_Task_. Count the lines in the entries below that contain the word "Munich", treating uppercase and lowercase letters as different. Reply with the number alone.

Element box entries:

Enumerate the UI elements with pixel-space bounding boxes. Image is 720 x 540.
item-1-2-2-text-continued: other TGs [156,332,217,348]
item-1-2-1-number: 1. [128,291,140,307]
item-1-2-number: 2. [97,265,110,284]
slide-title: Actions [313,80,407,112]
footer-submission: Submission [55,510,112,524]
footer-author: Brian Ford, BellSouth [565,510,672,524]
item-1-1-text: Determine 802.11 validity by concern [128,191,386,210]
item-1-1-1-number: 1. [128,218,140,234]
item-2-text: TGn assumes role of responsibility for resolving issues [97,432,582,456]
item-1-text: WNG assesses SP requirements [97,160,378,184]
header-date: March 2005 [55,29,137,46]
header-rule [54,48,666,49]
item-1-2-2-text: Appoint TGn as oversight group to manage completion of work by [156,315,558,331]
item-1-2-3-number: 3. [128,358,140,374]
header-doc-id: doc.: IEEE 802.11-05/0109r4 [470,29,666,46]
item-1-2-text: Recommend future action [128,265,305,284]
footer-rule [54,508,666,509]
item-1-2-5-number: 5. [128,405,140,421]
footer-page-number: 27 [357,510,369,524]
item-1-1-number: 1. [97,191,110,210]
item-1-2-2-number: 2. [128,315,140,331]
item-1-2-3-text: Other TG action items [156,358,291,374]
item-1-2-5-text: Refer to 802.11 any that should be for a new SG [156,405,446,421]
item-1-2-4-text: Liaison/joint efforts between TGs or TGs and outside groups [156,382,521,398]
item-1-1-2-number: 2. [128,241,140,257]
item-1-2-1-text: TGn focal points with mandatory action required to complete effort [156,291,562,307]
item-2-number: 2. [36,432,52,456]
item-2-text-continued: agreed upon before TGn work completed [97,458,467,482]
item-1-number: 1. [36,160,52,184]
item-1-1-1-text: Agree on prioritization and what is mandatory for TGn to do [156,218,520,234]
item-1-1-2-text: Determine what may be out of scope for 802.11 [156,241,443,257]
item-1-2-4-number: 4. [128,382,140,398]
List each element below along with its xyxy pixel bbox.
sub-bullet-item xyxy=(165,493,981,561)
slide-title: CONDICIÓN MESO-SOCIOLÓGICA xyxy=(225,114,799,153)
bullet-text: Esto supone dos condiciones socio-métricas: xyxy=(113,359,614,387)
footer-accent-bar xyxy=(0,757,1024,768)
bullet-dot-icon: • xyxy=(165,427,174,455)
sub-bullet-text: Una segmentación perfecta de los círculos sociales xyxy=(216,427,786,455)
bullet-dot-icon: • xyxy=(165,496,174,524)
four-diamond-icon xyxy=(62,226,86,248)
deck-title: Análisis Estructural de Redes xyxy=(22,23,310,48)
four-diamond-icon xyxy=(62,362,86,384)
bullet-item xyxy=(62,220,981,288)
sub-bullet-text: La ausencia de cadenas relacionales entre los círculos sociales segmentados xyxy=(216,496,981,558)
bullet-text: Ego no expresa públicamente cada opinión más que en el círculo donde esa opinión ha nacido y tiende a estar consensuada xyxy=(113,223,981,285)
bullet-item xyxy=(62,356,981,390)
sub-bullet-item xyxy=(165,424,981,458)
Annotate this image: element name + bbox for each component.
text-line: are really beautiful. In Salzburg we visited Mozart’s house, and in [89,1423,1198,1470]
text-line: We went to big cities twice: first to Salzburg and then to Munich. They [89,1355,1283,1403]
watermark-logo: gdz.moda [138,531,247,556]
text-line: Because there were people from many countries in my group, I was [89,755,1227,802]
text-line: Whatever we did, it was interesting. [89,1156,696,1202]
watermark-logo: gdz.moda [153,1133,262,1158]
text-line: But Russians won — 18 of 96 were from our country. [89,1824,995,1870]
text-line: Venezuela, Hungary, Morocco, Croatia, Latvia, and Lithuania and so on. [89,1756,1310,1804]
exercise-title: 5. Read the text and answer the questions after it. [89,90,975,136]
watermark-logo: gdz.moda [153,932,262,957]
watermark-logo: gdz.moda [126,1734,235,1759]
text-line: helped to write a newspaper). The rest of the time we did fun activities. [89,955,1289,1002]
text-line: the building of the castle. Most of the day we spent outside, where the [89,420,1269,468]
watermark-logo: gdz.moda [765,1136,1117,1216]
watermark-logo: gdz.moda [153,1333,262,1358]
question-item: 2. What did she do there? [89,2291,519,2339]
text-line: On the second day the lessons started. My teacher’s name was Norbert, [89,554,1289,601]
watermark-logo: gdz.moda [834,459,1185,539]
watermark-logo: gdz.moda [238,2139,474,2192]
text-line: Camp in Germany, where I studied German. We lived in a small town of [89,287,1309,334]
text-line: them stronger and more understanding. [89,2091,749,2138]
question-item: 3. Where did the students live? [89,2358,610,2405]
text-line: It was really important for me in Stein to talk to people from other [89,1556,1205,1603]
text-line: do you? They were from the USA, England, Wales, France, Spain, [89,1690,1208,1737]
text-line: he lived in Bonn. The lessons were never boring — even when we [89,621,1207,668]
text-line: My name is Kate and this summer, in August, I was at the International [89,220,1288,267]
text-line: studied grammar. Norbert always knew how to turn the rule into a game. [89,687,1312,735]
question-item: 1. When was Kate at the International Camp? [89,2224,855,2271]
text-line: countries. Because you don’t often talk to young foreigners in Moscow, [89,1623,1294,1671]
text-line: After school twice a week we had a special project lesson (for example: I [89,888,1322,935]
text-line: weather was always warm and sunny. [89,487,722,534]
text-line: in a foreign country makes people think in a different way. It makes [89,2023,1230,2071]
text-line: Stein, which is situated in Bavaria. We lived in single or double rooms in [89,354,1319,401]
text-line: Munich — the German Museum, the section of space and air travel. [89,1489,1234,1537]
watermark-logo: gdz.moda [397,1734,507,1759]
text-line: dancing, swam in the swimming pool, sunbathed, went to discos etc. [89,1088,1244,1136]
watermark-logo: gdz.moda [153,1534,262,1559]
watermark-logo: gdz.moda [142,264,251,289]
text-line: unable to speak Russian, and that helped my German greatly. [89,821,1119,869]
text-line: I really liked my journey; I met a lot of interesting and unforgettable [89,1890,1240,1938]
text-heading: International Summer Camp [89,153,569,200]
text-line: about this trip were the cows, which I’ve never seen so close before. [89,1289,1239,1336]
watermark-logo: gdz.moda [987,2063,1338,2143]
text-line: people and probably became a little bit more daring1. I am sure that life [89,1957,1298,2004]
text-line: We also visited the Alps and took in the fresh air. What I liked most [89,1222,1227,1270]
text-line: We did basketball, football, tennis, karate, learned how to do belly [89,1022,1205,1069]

_Problem solution_. 2